Start RECORDED INFORMATION
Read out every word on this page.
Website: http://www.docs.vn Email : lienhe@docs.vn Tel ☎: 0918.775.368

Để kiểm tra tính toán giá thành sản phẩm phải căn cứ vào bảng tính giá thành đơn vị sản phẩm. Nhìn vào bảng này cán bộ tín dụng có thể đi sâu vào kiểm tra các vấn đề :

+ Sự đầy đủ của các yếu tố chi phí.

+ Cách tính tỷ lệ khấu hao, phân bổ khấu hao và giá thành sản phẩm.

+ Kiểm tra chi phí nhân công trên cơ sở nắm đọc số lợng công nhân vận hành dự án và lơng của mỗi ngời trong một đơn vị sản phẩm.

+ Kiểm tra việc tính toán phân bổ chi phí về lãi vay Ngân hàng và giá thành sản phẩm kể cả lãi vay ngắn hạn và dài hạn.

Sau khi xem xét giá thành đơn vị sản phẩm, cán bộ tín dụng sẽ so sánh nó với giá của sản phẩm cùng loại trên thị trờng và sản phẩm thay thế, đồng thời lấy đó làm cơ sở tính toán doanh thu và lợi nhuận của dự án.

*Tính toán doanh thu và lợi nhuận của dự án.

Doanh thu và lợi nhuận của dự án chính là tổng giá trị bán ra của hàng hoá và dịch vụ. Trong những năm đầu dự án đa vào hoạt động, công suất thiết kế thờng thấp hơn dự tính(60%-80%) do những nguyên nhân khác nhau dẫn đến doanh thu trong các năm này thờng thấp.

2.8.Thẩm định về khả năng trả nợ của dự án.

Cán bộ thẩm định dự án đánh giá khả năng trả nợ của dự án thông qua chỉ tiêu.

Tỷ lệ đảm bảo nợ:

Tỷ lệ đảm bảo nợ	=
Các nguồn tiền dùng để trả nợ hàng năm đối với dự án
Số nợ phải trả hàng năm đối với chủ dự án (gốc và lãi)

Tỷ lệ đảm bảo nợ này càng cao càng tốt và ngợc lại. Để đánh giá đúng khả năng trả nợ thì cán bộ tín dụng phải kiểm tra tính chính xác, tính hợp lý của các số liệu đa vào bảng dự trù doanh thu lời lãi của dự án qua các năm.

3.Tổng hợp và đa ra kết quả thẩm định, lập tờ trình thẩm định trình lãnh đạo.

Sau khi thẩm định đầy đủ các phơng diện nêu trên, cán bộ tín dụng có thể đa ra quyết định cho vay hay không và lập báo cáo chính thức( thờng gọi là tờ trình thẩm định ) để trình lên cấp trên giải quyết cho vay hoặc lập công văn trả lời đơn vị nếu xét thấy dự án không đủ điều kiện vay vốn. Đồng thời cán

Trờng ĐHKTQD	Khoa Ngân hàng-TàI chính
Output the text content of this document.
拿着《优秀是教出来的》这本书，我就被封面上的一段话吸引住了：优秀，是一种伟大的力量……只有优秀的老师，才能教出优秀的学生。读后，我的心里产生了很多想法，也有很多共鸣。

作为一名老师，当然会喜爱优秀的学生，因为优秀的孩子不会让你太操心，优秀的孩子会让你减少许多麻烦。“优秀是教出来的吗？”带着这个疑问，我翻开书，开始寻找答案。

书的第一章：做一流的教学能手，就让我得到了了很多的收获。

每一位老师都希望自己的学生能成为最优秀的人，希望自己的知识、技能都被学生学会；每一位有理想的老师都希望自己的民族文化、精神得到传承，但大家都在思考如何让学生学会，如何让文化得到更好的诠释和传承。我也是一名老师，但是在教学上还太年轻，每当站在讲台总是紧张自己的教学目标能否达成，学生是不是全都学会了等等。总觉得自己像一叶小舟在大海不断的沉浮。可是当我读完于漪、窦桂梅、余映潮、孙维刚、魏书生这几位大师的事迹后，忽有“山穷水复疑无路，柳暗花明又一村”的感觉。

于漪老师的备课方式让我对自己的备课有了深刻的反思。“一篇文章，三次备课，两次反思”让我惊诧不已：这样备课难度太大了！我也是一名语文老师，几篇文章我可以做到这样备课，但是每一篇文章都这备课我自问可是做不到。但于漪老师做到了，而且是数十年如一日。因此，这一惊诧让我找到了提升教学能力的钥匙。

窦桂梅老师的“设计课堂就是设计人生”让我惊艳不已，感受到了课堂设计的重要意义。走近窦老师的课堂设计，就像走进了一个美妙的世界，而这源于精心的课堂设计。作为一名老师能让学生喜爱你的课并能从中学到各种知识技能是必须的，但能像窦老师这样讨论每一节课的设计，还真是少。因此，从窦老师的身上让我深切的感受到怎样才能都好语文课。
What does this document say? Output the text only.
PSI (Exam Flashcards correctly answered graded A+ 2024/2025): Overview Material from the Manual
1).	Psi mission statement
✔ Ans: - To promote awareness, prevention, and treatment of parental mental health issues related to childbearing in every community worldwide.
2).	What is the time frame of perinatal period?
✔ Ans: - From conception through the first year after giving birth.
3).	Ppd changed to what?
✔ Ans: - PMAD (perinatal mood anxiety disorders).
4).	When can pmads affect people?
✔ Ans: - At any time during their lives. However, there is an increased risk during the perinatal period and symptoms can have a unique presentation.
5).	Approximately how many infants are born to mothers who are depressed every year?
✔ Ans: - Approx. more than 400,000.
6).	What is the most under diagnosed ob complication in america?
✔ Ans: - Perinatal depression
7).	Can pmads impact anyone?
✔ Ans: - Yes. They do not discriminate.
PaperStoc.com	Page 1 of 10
End RECORDED INFORMATION
_SET PROBLEM_
Extract every entry above as it appears.

_EXERCISE RESPONSE_
Read out every word on this page.
Website: http://www.docs.vn Email : lienhe@docs.vn Tel ☎: 0918.775.368

Để kiểm tra tính toán giá thành sản phẩm phải căn cứ vào bảng tính giá thành đơn vị sản phẩm. Nhìn vào bảng này cán bộ tín dụng có thể đi sâu vào kiểm tra các vấn đề :

+ Sự đầy đủ của các yếu tố chi phí.

+ Cách tính tỷ lệ khấu hao, phân bổ khấu hao và giá thành sản phẩm.

+ Kiểm tra chi phí nhân công trên cơ sở nắm đọc số lợng công nhân vận hành dự án và lơng của mỗi ngời trong một đơn vị sản phẩm.

+ Kiểm tra việc tính toán phân bổ chi phí về lãi vay Ngân hàng và giá thành sản phẩm kể cả lãi vay ngắn hạn và dài hạn.

Sau khi xem xét giá thành đơn vị sản phẩm, cán bộ tín dụng sẽ so sánh nó với giá của sản phẩm cùng loại trên thị trờng và sản phẩm thay thế, đồng thời lấy đó làm cơ sở tính toán doanh thu và lợi nhuận của dự án.

*Tính toán doanh thu và lợi nhuận của dự án.

Doanh thu và lợi nhuận của dự án chính là tổng giá trị bán ra của hàng hoá và dịch vụ. Trong những năm đầu dự án đa vào hoạt động, công suất thiết kế thờng thấp hơn dự tính(60%-80%) do những nguyên nhân khác nhau dẫn đến doanh thu trong các năm này thờng thấp.

2.8.Thẩm định về khả năng trả nợ của dự án.

Cán bộ thẩm định dự án đánh giá khả năng trả nợ của dự án thông qua chỉ tiêu.

Tỷ lệ đảm bảo nợ:

Tỷ lệ đảm bảo nợ	=
Các nguồn tiền dùng để trả nợ hàng năm đối với dự án
Số nợ phải trả hàng năm đối với chủ dự án (gốc và lãi)

Tỷ lệ đảm bảo nợ này càng cao càng tốt và ngợc lại. Để đánh giá đúng khả năng trả nợ thì cán bộ tín dụng phải kiểm tra tính chính xác, tính hợp lý của các số liệu đa vào bảng dự trù doanh thu lời lãi của dự án qua các năm.

3.Tổng hợp và đa ra kết quả thẩm định, lập tờ trình thẩm định trình lãnh đạo.

Sau khi thẩm định đầy đủ các phơng diện nêu trên, cán bộ tín dụng có thể đa ra quyết định cho vay hay không và lập báo cáo chính thức( thờng gọi là tờ trình thẩm định ) để trình lên cấp trên giải quyết cho vay hoặc lập công văn trả lời đơn vị nếu xét thấy dự án không đủ điều kiện vay vốn. Đồng thời cán

Trờng ĐHKTQD	Khoa Ngân hàng-TàI chính
Output the text content of this document.
拿着《优秀是教出来的》这本书，我就被封面上的一段话吸引住了：优秀，是一种伟大的力量……只有优秀的老师，才能教出优秀的学生。读后，我的心里产生了很多想法，也有很多共鸣。

作为一名老师，当然会喜爱优秀的学生，因为优秀的孩子不会让你太操心，优秀的孩子会让你减少许多麻烦。“优秀是教出来的吗？”带着这个疑问，我翻开书，开始寻找答案。

书的第一章：做一流的教学能手，就让我得到了了很多的收获。

每一位老师都希望自己的学生能成为最优秀的人，希望自己的知识、技能都被学生学会；每一位有理想的老师都希望自己的民族文化、精神得到传承，但大家都在思考如何让学生学会，如何让文化得到更好的诠释和传承。我也是一名老师，但是在教学上还太年轻，每当站在讲台总是紧张自己的教学目标能否达成，学生是不是全都学会了等等。总觉得自己像一叶小舟在大海不断的沉浮。可是当我读完于漪、窦桂梅、余映潮、孙维刚、魏书生这几位大师的事迹后，忽有“山穷水复疑无路，柳暗花明又一村”的感觉。

于漪老师的备课方式让我对自己的备课有了深刻的反思。“一篇文章，三次备课，两次反思”让我惊诧不已：这样备课难度太大了！我也是一名语文老师，几篇文章我可以做到这样备课，但是每一篇文章都这备课我自问可是做不到。但于漪老师做到了，而且是数十年如一日。因此，这一惊诧让我找到了提升教学能力的钥匙。

窦桂梅老师的“设计课堂就是设计人生”让我惊艳不已，感受到了课堂设计的重要意义。走近窦老师的课堂设计，就像走进了一个美妙的世界，而这源于精心的课堂设计。作为一名老师能让学生喜爱你的课并能从中学到各种知识技能是必须的，但能像窦老师这样讨论每一节课的设计，还真是少。因此，从窦老师的身上让我深切的感受到怎样才能都好语文课。
What does this document say? Output the text only.
PSI (Exam Flashcards correctly answered graded A+ 2024/2025): Overview Material from the Manual
1).	Psi mission statement
✔ Ans: - To promote awareness, prevention, and treatment of parental mental health issues related to childbearing in every community worldwide.
2).	What is the time frame of perinatal period?
✔ Ans: - From conception through the first year after giving birth.
3).	Ppd changed to what?
✔ Ans: - PMAD (perinatal mood anxiety disorders).
4).	When can pmads affect people?
✔ Ans: - At any time during their lives. However, there is an increased risk during the perinatal period and symptoms can have a unique presentation.
5).	Approximately how many infants are born to mothers who are depressed every year?
✔ Ans: - Approx. more than 400,000.
6).	What is the most under diagnosed ob complication in america?
✔ Ans: - Perinatal depression
7).	Can pmads impact anyone?
✔ Ans: - Yes. They do not discriminate.
PaperStoc.com	Page 1 of 10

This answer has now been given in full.